§ Exercise brief
Track down the lines that contain "below" and copy them.

§ Source records
┌──

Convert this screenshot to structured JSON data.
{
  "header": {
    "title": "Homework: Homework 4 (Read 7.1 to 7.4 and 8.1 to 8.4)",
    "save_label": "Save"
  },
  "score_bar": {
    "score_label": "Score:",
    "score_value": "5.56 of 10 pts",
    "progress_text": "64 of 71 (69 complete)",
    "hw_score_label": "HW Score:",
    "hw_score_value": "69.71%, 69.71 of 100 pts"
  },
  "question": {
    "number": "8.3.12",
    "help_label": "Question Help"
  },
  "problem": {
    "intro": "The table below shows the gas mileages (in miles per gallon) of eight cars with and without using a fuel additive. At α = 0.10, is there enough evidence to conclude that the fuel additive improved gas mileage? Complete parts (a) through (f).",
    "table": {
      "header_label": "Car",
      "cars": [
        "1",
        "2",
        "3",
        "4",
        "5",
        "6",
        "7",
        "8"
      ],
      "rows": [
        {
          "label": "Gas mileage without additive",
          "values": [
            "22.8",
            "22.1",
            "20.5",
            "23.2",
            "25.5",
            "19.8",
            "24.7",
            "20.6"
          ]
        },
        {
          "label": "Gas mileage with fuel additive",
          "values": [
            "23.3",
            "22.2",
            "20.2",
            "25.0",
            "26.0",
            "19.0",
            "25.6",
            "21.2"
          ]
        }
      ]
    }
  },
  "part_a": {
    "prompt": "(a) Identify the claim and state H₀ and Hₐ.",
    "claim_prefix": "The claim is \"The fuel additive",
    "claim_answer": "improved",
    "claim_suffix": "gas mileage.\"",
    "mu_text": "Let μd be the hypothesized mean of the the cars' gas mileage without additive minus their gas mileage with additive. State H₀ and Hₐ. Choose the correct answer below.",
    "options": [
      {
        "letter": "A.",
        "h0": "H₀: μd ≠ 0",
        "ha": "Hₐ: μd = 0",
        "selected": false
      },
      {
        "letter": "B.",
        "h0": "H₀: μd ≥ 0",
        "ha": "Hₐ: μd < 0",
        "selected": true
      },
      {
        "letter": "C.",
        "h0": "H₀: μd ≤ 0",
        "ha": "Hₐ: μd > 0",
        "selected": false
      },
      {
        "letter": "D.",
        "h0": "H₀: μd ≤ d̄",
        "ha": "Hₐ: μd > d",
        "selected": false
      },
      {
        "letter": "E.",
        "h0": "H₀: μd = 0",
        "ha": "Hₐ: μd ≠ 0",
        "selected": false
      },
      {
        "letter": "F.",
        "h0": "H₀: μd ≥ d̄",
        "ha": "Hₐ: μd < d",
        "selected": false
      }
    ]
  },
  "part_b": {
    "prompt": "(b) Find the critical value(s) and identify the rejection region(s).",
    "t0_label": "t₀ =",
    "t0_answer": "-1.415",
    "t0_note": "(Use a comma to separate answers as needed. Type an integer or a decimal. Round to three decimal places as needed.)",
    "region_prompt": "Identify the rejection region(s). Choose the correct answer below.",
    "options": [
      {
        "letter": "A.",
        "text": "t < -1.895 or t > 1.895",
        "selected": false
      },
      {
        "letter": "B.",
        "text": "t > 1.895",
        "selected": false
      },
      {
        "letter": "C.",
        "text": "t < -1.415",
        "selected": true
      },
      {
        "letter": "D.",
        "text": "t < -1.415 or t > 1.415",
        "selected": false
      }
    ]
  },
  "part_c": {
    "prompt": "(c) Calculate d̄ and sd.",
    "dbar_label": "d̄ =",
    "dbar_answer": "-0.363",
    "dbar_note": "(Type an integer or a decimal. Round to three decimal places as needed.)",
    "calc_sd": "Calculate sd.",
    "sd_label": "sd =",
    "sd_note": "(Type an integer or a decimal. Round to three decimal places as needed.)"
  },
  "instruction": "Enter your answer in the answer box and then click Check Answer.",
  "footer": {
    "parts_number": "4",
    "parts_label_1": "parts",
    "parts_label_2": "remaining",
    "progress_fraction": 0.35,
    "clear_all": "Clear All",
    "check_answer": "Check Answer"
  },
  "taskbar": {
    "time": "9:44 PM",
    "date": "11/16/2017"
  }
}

└──

§ Result
    "intro": "The table below shows the gas mileages (in miles per gallon) of eight cars with and without using a fuel additive. At α = 0.10, is there enough evidence to conclude that the fuel additive improved gas mileage? Complete parts (a) through (f).",
    "mu_text": "Let μd be the hypothesized mean of the the cars' gas mileage without additive minus their gas mileage with additive. State H₀ and Hₐ. Choose the correct answer below.",
    "region_prompt": "Identify the rejection region(s). Choose the correct answer below.",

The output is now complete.